(Extracted records)
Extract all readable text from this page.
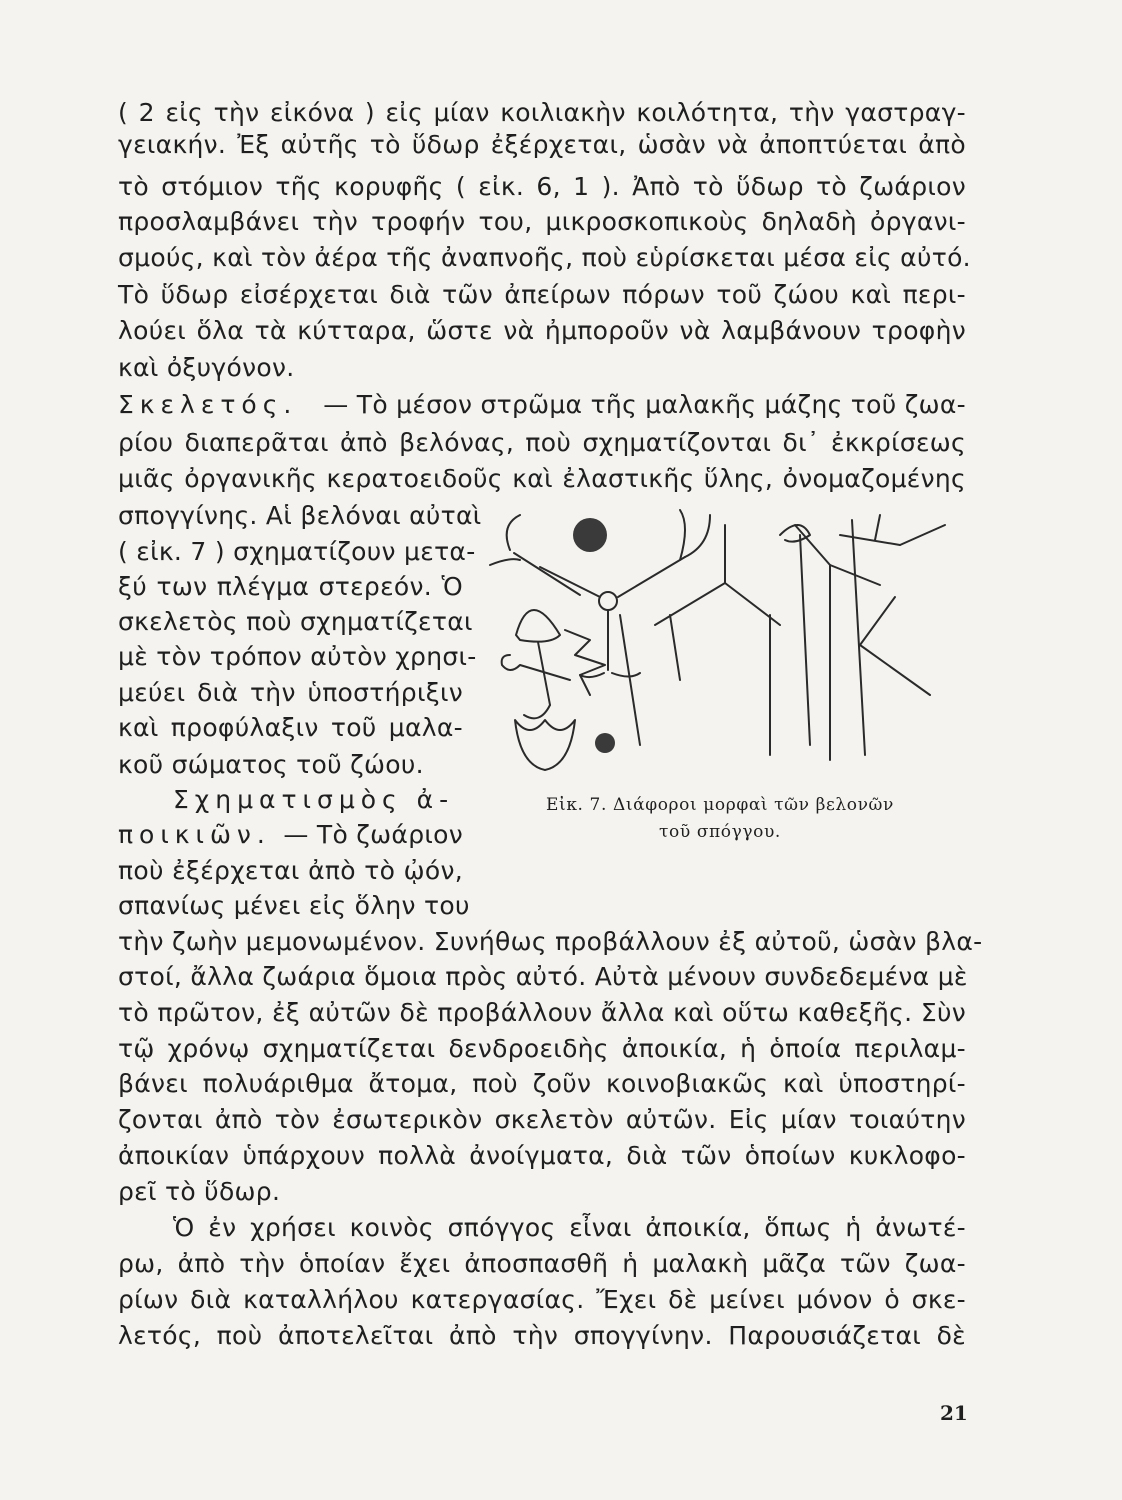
( 2 εἰς τὴν εἰκόνα ) εἰς μίαν κοιλιακὴν κοιλότητα, τὴν γαστραγ-
γειακήν. Ἐξ αὐτῆς τὸ ὕδωρ ἐξέρχεται, ὡσὰν νὰ ἀποπτύεται ἀπὸ
τὸ στόμιον τῆς κορυφῆς ( εἰκ. 6, 1 ). Ἀπὸ τὸ ὕδωρ τὸ ζωάριον
προσλαμβάνει τὴν τροφήν του, μικροσκοπικοὺς δηλαδὴ ὀργανι-
σμούς, καὶ τὸν ἀέρα τῆς ἀναπνοῆς, ποὺ εὑρίσκεται μέσα εἰς αὐτό.
Τὸ ὕδωρ εἰσέρχεται διὰ τῶν ἀπείρων πόρων τοῦ ζώου καὶ περι-
λούει ὅλα τὰ κύτταρα, ὥστε νὰ ἠμποροῦν νὰ λαμβάνουν τροφὴν
καὶ ὀξυγόνον.
Σκελετός. — Τὸ μέσον στρῶμα τῆς μαλακῆς μάζης τοῦ ζωα-
ρίου διαπερᾶται ἀπὸ βελόνας, ποὺ σχηματίζονται δι᾽ ἐκκρίσεως
μιᾶς ὀργανικῆς κερατοειδοῦς καὶ ἐλαστικῆς ὕλης, ὀνομαζομένης
σπογγίνης. Αἱ βελόναι αὐταὶ
( εἰκ. 7 ) σχηματίζουν μετα-
ξύ των πλέγμα στερεόν. Ὁ
σκελετὸς ποὺ σχηματίζεται
μὲ τὸν τρόπον αὐτὸν χρησι-
μεύει διὰ τὴν ὑποστήριξιν
καὶ προφύλαξιν τοῦ μαλα-
κοῦ σώματος τοῦ ζώου.
Σχηματισμὸς ἀ-
ποικιῶν. — Τὸ ζωάριον
ποὺ ἐξέρχεται ἀπὸ τὸ ᾠόν,
σπανίως μένει εἰς ὅλην του
τὴν ζωὴν μεμονωμένον. Συνήθως προβάλλουν ἐξ αὐτοῦ, ὡσὰν βλα-
στοί, ἄλλα ζωάρια ὅμοια πρὸς αὐτό. Αὐτὰ μένουν συνδεδεμένα μὲ
τὸ πρῶτον, ἐξ αὐτῶν δὲ προβάλλουν ἄλλα καὶ οὕτω καθεξῆς. Σὺν
τῷ χρόνῳ σχηματίζεται δενδροειδὴς ἀποικία, ἡ ὁποία περιλαμ-
βάνει πολυάριθμα ἄτομα, ποὺ ζοῦν κοινοβιακῶς καὶ ὑποστηρί-
ζονται ἀπὸ τὸν ἐσωτερικὸν σκελετὸν αὐτῶν. Εἰς μίαν τοιαύτην
ἀποικίαν ὑπάρχουν πολλὰ ἀνοίγματα, διὰ τῶν ὁποίων κυκλοφο-
ρεῖ τὸ ὕδωρ.
Ὁ ἐν χρήσει κοινὸς σπόγγος εἶναι ἀποικία, ὅπως ἡ ἀνωτέ-
ρω, ἀπὸ τὴν ὁποίαν ἔχει ἀποσπασθῆ ἡ μαλακὴ μᾶζα τῶν ζωα-
ρίων διὰ καταλλήλου κατεργασίας. Ἔχει δὲ μείνει μόνον ὁ σκε-
λετός, ποὺ ἀποτελεῖται ἀπὸ τὴν σπογγίνην. Παρουσιάζεται δὲ
Εἰκ. 7. Διάφοροι μορφαὶ τῶν βελονῶν
τοῦ σπόγγου.
21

--- Exercise instructions ---
Quote each entry above verbatim and drop the pictures.

--- Result below ---
Extract all readable text from this page.
( 2 εἰς τὴν εἰκόνα ) εἰς μίαν κοιλιακὴν κοιλότητα, τὴν γαστραγ-
γειακήν. Ἐξ αὐτῆς τὸ ὕδωρ ἐξέρχεται, ὡσὰν νὰ ἀποπτύεται ἀπὸ
τὸ στόμιον τῆς κορυφῆς ( εἰκ. 6, 1 ). Ἀπὸ τὸ ὕδωρ τὸ ζωάριον
προσλαμβάνει τὴν τροφήν του, μικροσκοπικοὺς δηλαδὴ ὀργανι-
σμούς, καὶ τὸν ἀέρα τῆς ἀναπνοῆς, ποὺ εὑρίσκεται μέσα εἰς αὐτό.
Τὸ ὕδωρ εἰσέρχεται διὰ τῶν ἀπείρων πόρων τοῦ ζώου καὶ περι-
λούει ὅλα τὰ κύτταρα, ὥστε νὰ ἠμποροῦν νὰ λαμβάνουν τροφὴν
καὶ ὀξυγόνον.
Σκελετός. — Τὸ μέσον στρῶμα τῆς μαλακῆς μάζης τοῦ ζωα-
ρίου διαπερᾶται ἀπὸ βελόνας, ποὺ σχηματίζονται δι᾽ ἐκκρίσεως
μιᾶς ὀργανικῆς κερατοειδοῦς καὶ ἐλαστικῆς ὕλης, ὀνομαζομένης
σπογγίνης. Αἱ βελόναι αὐταὶ
( εἰκ. 7 ) σχηματίζουν μετα-
ξύ των πλέγμα στερεόν. Ὁ
σκελετὸς ποὺ σχηματίζεται
μὲ τὸν τρόπον αὐτὸν χρησι-
μεύει διὰ τὴν ὑποστήριξιν
καὶ προφύλαξιν τοῦ μαλα-
κοῦ σώματος τοῦ ζώου.
Σχηματισμὸς ἀ-
ποικιῶν. — Τὸ ζωάριον
ποὺ ἐξέρχεται ἀπὸ τὸ ᾠόν,
σπανίως μένει εἰς ὅλην του
τὴν ζωὴν μεμονωμένον. Συνήθως προβάλλουν ἐξ αὐτοῦ, ὡσὰν βλα-
στοί, ἄλλα ζωάρια ὅμοια πρὸς αὐτό. Αὐτὰ μένουν συνδεδεμένα μὲ
τὸ πρῶτον, ἐξ αὐτῶν δὲ προβάλλουν ἄλλα καὶ οὕτω καθεξῆς. Σὺν
τῷ χρόνῳ σχηματίζεται δενδροειδὴς ἀποικία, ἡ ὁποία περιλαμ-
βάνει πολυάριθμα ἄτομα, ποὺ ζοῦν κοινοβιακῶς καὶ ὑποστηρί-
ζονται ἀπὸ τὸν ἐσωτερικὸν σκελετὸν αὐτῶν. Εἰς μίαν τοιαύτην
ἀποικίαν ὑπάρχουν πολλὰ ἀνοίγματα, διὰ τῶν ὁποίων κυκλοφο-
ρεῖ τὸ ὕδωρ.
Ὁ ἐν χρήσει κοινὸς σπόγγος εἶναι ἀποικία, ὅπως ἡ ἀνωτέ-
ρω, ἀπὸ τὴν ὁποίαν ἔχει ἀποσπασθῆ ἡ μαλακὴ μᾶζα τῶν ζωα-
ρίων διὰ καταλλήλου κατεργασίας. Ἔχει δὲ μείνει μόνον ὁ σκε-
λετός, ποὺ ἀποτελεῖται ἀπὸ τὴν σπογγίνην. Παρουσιάζεται δὲ
Εἰκ. 7. Διάφοροι μορφαὶ τῶν βελονῶν
τοῦ σπόγγου.
21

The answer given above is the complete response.